▶ _GIVEN EXERCISE_
Please update the CATAR toolkit text from "The content analysis" to "the SQLite databases.", replacing "Open Office" with "LibreOffice".

Content Analysis Toolkit for Academic Research (CATAR)

Yuen-Hsien Tseng, 2022/07/18 (last version: 2020/03/12)

1. Introduction

CATAR is a software toolkit for users who would like to analyze a set of documents (semi- or un-structured free-text data), especially those publication records from Web of Science (WoS), full-text technical patent documents (in HTML) from USPTO, or any texts worth of analysis (Web pages, interview records, etc.), for the purpose of strategic reading, planning, or research.

The content analysis that CATAR provides can be used to:

To have more concrete ideas of what it can do, please see the examples:

Please check the English Tutorial or Chinese tutorial for a quick overview.


2. CATAR Installation

CATAR was developed in Perl language on MS Windows with MS Excel for data tabulation and MS Access as its databases. So, you should have MS Windows and MS Office on your computer.
Note: After 2017/10/14, the CATAR version for Windows 10 uses SQLite as its database. For USPTO documents, MS Access is still used because many queries for patent analyses are constructed in MS Access query commands, such that once the USPTO patent documents are downloaded, around 20 overview graphs are ready for review.

In additional to MS Excel, Open Office could be used to open the XLS files produced by CATAR. For SQLite database, SQLite Browser can be used to open the SQLite databases.

Below are the steps to prepare your computer to run CATAR:

(1) Download and Install Perl:

Firstly, download the latest Perl interpreter, e.g., Strawberry Perl at http://strawberryperl.com/ for your computer. Note: the 32 bits version is used to analyze USPTO patents.
Then install the downloaded Perl interpreter into your computer by following the installation steps and choose the default settings.

[Collection entries]
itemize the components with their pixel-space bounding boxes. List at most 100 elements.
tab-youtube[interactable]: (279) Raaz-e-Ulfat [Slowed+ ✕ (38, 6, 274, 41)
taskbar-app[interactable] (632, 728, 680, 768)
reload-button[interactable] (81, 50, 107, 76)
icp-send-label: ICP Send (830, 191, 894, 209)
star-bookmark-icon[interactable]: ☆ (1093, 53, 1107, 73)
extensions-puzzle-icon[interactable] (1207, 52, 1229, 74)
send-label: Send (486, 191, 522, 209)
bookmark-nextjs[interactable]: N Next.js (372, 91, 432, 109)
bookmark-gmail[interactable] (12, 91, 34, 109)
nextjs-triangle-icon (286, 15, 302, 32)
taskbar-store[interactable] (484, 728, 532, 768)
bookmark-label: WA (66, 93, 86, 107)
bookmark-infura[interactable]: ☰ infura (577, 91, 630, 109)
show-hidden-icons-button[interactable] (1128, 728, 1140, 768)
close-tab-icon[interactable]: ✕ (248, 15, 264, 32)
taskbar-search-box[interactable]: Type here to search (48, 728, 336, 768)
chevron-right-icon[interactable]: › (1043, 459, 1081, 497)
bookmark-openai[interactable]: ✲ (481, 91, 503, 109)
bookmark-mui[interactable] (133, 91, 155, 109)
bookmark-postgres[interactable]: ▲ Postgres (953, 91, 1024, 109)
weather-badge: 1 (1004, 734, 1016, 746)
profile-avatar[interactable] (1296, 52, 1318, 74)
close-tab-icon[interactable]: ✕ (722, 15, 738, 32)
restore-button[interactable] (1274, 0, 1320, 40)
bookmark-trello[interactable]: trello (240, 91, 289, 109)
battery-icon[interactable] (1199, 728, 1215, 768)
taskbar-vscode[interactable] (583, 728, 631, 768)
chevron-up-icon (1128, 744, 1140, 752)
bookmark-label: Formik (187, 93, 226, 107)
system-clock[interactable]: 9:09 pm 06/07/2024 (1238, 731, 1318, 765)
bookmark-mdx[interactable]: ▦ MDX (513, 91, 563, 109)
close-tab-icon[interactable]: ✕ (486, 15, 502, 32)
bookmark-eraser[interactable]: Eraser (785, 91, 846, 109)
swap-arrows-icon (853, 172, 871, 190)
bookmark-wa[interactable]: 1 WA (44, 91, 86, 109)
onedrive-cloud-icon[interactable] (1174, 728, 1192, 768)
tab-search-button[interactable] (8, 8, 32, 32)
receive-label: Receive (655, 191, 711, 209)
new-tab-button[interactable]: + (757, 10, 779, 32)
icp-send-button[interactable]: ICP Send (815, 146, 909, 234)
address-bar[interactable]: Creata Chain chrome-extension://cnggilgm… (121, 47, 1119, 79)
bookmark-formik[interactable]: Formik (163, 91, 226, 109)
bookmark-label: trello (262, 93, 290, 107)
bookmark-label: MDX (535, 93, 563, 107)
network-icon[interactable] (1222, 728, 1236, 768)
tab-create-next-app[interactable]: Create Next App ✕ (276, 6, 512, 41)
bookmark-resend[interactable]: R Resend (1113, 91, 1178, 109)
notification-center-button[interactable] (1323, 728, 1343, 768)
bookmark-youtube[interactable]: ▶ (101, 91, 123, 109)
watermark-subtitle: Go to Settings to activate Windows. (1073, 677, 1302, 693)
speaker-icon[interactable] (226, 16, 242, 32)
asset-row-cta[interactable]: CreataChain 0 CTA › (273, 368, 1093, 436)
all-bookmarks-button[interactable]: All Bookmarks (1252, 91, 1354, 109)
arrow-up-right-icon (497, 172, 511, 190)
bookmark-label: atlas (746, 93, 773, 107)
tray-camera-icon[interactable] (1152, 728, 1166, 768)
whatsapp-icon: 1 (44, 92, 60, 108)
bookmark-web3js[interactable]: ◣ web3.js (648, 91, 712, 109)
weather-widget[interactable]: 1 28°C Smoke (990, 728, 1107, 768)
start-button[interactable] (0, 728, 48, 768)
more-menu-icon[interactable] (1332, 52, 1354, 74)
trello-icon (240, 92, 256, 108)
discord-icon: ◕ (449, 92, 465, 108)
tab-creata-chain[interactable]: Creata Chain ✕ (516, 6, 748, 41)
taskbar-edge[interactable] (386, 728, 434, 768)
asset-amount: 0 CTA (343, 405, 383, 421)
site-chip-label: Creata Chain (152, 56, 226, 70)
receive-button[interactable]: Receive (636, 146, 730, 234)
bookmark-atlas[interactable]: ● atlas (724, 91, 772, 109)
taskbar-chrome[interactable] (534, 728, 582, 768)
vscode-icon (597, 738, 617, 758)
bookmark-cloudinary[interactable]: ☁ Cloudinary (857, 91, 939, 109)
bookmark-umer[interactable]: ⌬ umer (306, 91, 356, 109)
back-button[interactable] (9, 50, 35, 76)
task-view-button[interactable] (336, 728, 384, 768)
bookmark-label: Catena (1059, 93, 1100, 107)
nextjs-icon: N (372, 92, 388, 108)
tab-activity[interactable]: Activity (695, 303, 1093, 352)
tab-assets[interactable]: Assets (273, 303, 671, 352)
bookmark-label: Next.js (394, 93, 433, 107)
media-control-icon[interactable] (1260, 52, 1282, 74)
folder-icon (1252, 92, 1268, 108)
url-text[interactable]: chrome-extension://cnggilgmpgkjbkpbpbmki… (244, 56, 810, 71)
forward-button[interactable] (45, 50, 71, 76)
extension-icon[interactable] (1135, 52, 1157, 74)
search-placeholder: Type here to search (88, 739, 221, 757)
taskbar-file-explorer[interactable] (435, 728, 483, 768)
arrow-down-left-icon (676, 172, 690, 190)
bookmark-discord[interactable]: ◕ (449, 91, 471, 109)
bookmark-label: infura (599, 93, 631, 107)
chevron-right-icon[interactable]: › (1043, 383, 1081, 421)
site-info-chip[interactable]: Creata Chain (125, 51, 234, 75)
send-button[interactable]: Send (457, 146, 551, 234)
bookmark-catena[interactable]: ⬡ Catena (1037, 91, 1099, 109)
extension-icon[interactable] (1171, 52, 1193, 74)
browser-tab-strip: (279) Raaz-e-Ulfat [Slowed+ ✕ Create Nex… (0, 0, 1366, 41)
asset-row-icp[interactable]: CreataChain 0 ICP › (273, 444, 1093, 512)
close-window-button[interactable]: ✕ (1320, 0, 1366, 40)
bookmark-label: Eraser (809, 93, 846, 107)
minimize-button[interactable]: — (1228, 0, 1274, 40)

▶ _PROBLEM SOLUTION_
The content analysis that CATAR provides can be used to:

To have more concrete ideas of what it can do, please see the examples:

Please check the English Tutorial or Chinese tutorial for a quick overview.


2. CATAR Installation

CATAR was developed in Perl language on MS Windows with MS Excel for data tabulation and MS Access as its databases. So, you should have MS Windows and MS Office on your computer.
Note: After 2017/10/14, the CATAR version for Windows 10 uses SQLite as its database. For USPTO documents, MS Access is still used because many queries for patent analyses are constructed in MS Access query commands, such that once the USPTO patent documents are downloaded, around 20 overview graphs are ready for review.

In additional to MS Excel, LibreOffice could be used to open the XLS files produced by CATAR. For SQLite database, SQLite Browser can be used to open the SQLite databases.